- [GIVEN ENTRIES]:

....

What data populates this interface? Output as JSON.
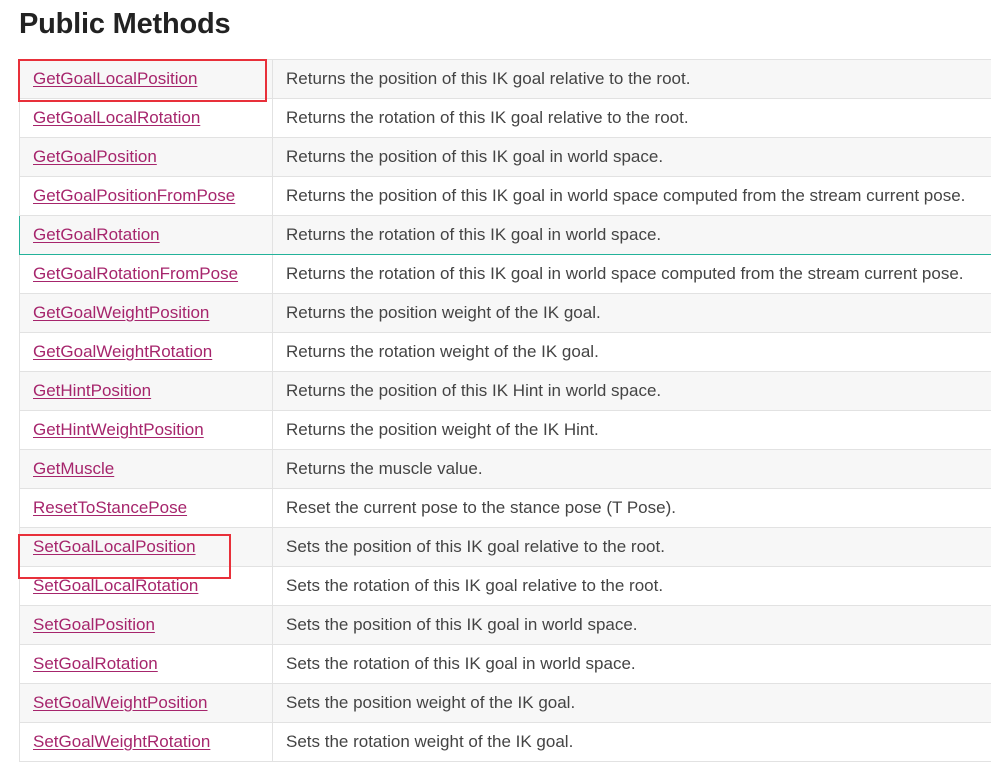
{
  "page": {
    "title": "Public Methods"
  },
  "methods": [
    {
      "name": "GetGoalLocalPosition",
      "description": "Returns the position of this IK goal relative to the root."
    },
    {
      "name": "GetGoalLocalRotation",
      "description": "Returns the rotation of this IK goal relative to the root."
    },
    {
      "name": "GetGoalPosition",
      "description": "Returns the position of this IK goal in world space."
    },
    {
      "name": "GetGoalPositionFromPose",
      "description": "Returns the position of this IK goal in world space computed from the stream current pose."
    },
    {
      "name": "GetGoalRotation",
      "description": "Returns the rotation of this IK goal in world space."
    },
    {
      "name": "GetGoalRotationFromPose",
      "description": "Returns the rotation of this IK goal in world space computed from the stream current pose."
    },
    {
      "name": "GetGoalWeightPosition",
      "description": "Returns the position weight of the IK goal."
    },
    {
      "name": "GetGoalWeightRotation",
      "description": "Returns the rotation weight of the IK goal."
    },
    {
      "name": "GetHintPosition",
      "description": "Returns the position of this IK Hint in world space."
    },
    {
      "name": "GetHintWeightPosition",
      "description": "Returns the position weight of the IK Hint."
    },
    {
      "name": "GetMuscle",
      "description": "Returns the muscle value."
    },
    {
      "name": "ResetToStancePose",
      "description": "Reset the current pose to the stance pose (T Pose)."
    },
    {
      "name": "SetGoalLocalPosition",
      "description": "Sets the position of this IK goal relative to the root."
    },
    {
      "name": "SetGoalLocalRotation",
      "description": "Sets the rotation of this IK goal relative to the root."
    },
    {
      "name": "SetGoalPosition",
      "description": "Sets the position of this IK goal in world space."
    },
    {
      "name": "SetGoalRotation",
      "description": "Sets the rotation of this IK goal in world space."
    },
    {
      "name": "SetGoalWeightPosition",
      "description": "Sets the position weight of the IK goal."
    },
    {
      "name": "SetGoalWeightRotation",
      "description": "Sets the rotation weight of the IK goal."
    }
  ],
  "colors": {
    "link": "#a6256c",
    "highlight_box": "#e8303a",
    "focus_outline": "#23b29a",
    "row_alt": "#f7f7f7"
  }
}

....

Write out the whole listing exactly, and drop the pictures.

- [OUTPUT FOR THIS TASK]:
What data populates this interface? Output as JSON.
{
  "page": {
    "title": "Public Methods"
  },
  "methods": [
    {
      "name": "GetGoalLocalPosition",
      "description": "Returns the position of this IK goal relative to the root."
    },
    {
      "name": "GetGoalLocalRotation",
      "description": "Returns the rotation of this IK goal relative to the root."
    },
    {
      "name": "GetGoalPosition",
      "description": "Returns the position of this IK goal in world space."
    },
    {
      "name": "GetGoalPositionFromPose",
      "description": "Returns the position of this IK goal in world space computed from the stream current pose."
    },
    {
      "name": "GetGoalRotation",
      "description": "Returns the rotation of this IK goal in world space."
    },
    {
      "name": "GetGoalRotationFromPose",
      "description": "Returns the rotation of this IK goal in world space computed from the stream current pose."
    },
    {
      "name": "GetGoalWeightPosition",
      "description": "Returns the position weight of the IK goal."
    },
    {
      "name": "GetGoalWeightRotation",
      "description": "Returns the rotation weight of the IK goal."
    },
    {
      "name": "GetHintPosition",
      "description": "Returns the position of this IK Hint in world space."
    },
    {
      "name": "GetHintWeightPosition",
      "description": "Returns the position weight of the IK Hint."
    },
    {
      "name": "GetMuscle",
      "description": "Returns the muscle value."
    },
    {
      "name": "ResetToStancePose",
      "description": "Reset the current pose to the stance pose (T Pose)."
    },
    {
      "name": "SetGoalLocalPosition",
      "description": "Sets the position of this IK goal relative to the root."
    },
    {
      "name": "SetGoalLocalRotation",
      "description": "Sets the rotation of this IK goal relative to the root."
    },
    {
      "name": "SetGoalPosition",
      "description": "Sets the position of this IK goal in world space."
    },
    {
      "name": "SetGoalRotation",
      "description": "Sets the rotation of this IK goal in world space."
    },
    {
      "name": "SetGoalWeightPosition",
      "description": "Sets the position weight of the IK goal."
    },
    {
      "name": "SetGoalWeightRotation",
      "description": "Sets the rotation weight of the IK goal."
    }
  ],
  "colors": {
    "link": "#a6256c",
    "highlight_box": "#e8303a",
    "focus_outline": "#23b29a",
    "row_alt": "#f7f7f7"
  }
}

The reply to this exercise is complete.